• **JOB**
Where a line holds the word "icon", copy that line.

Extracted data entries

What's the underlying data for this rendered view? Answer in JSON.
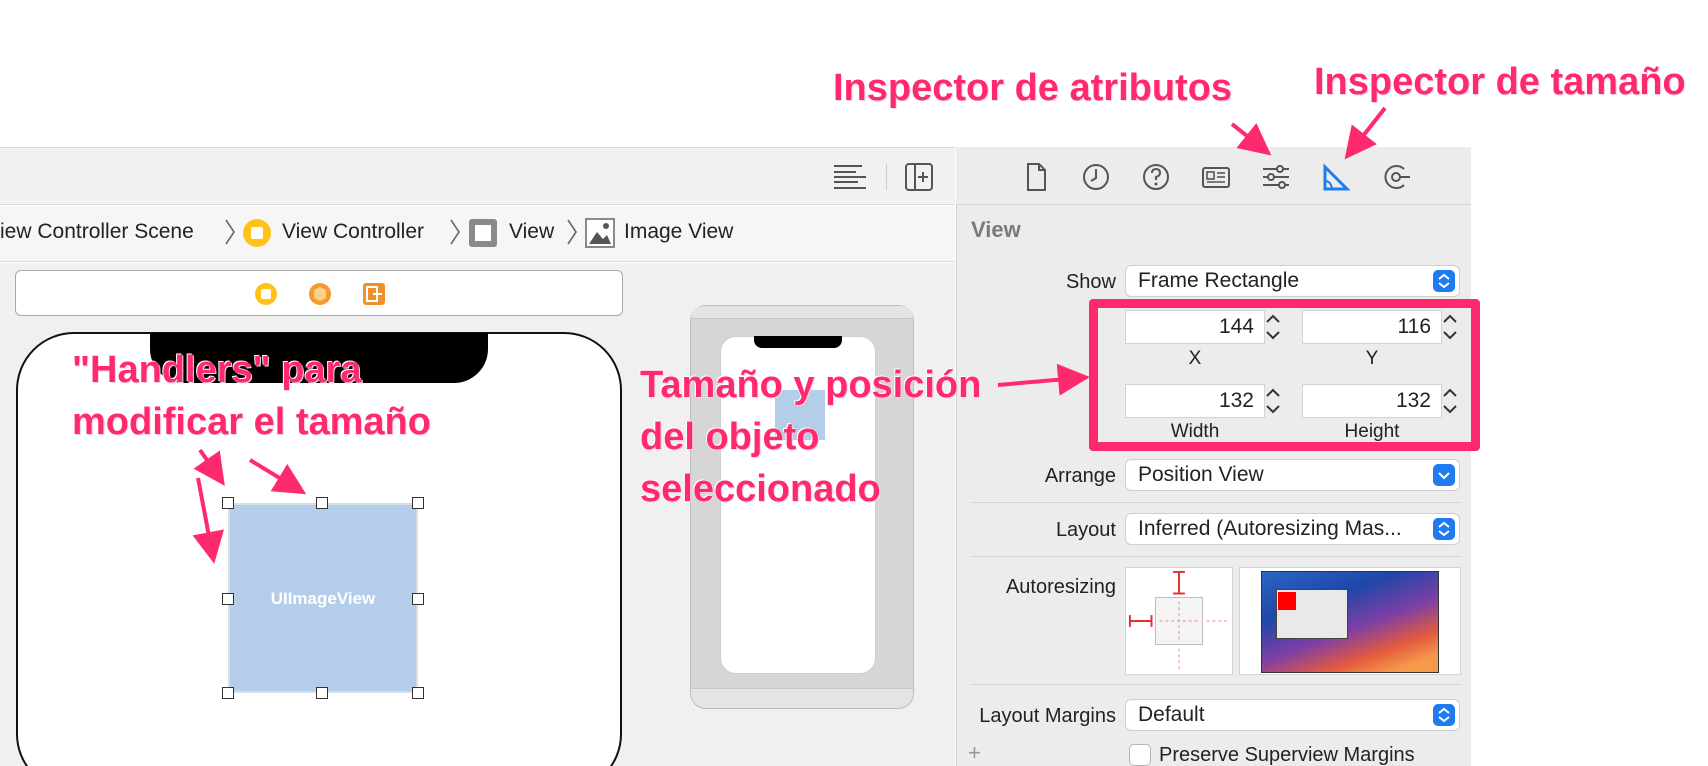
{
  "annotations": {
    "attr_inspector": "Inspector de atributos",
    "size_inspector": "Inspector de tamaño",
    "handlers_line1": "\"Handlers\" para",
    "handlers_line2": "modificar el tamaño",
    "size_pos_line1": "Tamaño y posición",
    "size_pos_line2": "del objeto",
    "size_pos_line3": "seleccionado"
  },
  "jumpbar": {
    "items": [
      {
        "label": "iew Controller Scene",
        "icon": "scene-icon"
      },
      {
        "label": "View Controller",
        "icon": "view-controller-icon"
      },
      {
        "label": "View",
        "icon": "view-icon"
      },
      {
        "label": "Image View",
        "icon": "image-view-icon"
      }
    ]
  },
  "canvas": {
    "image_view_label": "UIImageView"
  },
  "inspector": {
    "tabs": [
      "file-inspector-icon",
      "history-inspector-icon",
      "help-inspector-icon",
      "identity-inspector-icon",
      "attributes-inspector-icon",
      "size-inspector-icon",
      "connections-inspector-icon"
    ],
    "active_tab": "size-inspector-icon",
    "section_title": "View",
    "show_label": "Show",
    "show_value": "Frame Rectangle",
    "x_value": "144",
    "y_value": "116",
    "width_value": "132",
    "height_value": "132",
    "x_caption": "X",
    "y_caption": "Y",
    "width_caption": "Width",
    "height_caption": "Height",
    "arrange_label": "Arrange",
    "arrange_value": "Position View",
    "layout_label": "Layout",
    "layout_value": "Inferred (Autoresizing Mas...",
    "autoresizing_label": "Autoresizing",
    "layout_margins_label": "Layout Margins",
    "layout_margins_value": "Default",
    "add_symbol": "+",
    "preserve_label": "Preserve Superview Margins"
  },
  "colors": {
    "annotation": "#ff2a6d",
    "accent": "#1f7cf0",
    "image_view_fill": "#b4cde9"
  }
}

• **TASK OUTPUT**
        "icon": "scene-icon"
        "icon": "view-controller-icon"
        "icon": "view-icon"
        "icon": "image-view-icon"
      "file-inspector-icon",
      "history-inspector-icon",
      "help-inspector-icon",
      "identity-inspector-icon",
      "attributes-inspector-icon",
      "size-inspector-icon",
      "connections-inspector-icon"
    "active_tab": "size-inspector-icon",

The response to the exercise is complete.